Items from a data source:
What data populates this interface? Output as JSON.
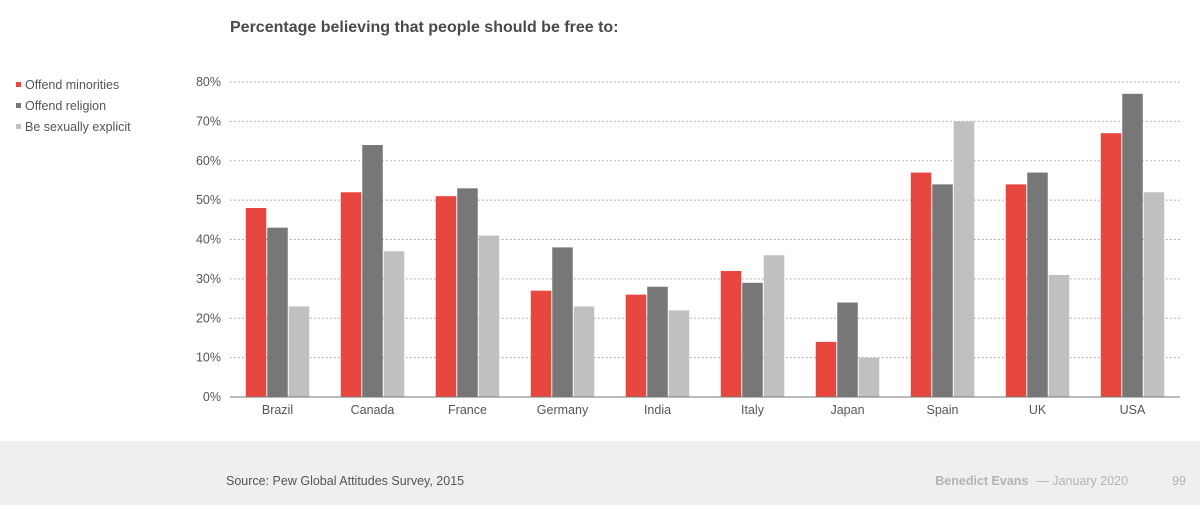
{
  "chart_data": {
    "type": "bar",
    "title": "Percentage believing that people should be free to:",
    "categories": [
      "Brazil",
      "Canada",
      "France",
      "Germany",
      "India",
      "Italy",
      "Japan",
      "Spain",
      "UK",
      "USA"
    ],
    "series": [
      {
        "name": "Offend minorities",
        "color": "#e8473f",
        "values": [
          48,
          52,
          51,
          27,
          26,
          32,
          14,
          57,
          54,
          67
        ]
      },
      {
        "name": "Offend religion",
        "color": "#777777",
        "values": [
          43,
          64,
          53,
          38,
          28,
          29,
          24,
          54,
          57,
          77
        ]
      },
      {
        "name": "Be sexually explicit",
        "color": "#c0c0c0",
        "values": [
          23,
          37,
          41,
          23,
          22,
          36,
          10,
          70,
          31,
          52
        ]
      }
    ],
    "ylim": [
      0,
      80
    ],
    "yticks": [
      0,
      10,
      20,
      30,
      40,
      50,
      60,
      70,
      80
    ],
    "ytick_labels": [
      "0%",
      "10%",
      "20%",
      "30%",
      "40%",
      "50%",
      "60%",
      "70%",
      "80%"
    ],
    "grid": true,
    "legend_position": "top-left"
  },
  "footer": {
    "source": "Source: Pew Global Attitudes Survey, 2015",
    "author": "Benedict Evans",
    "date": "— January 2020",
    "page": "99"
  }
}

### Objective
State how many lines of the records hold the string "Offend", and nothing else.

### Finished task
2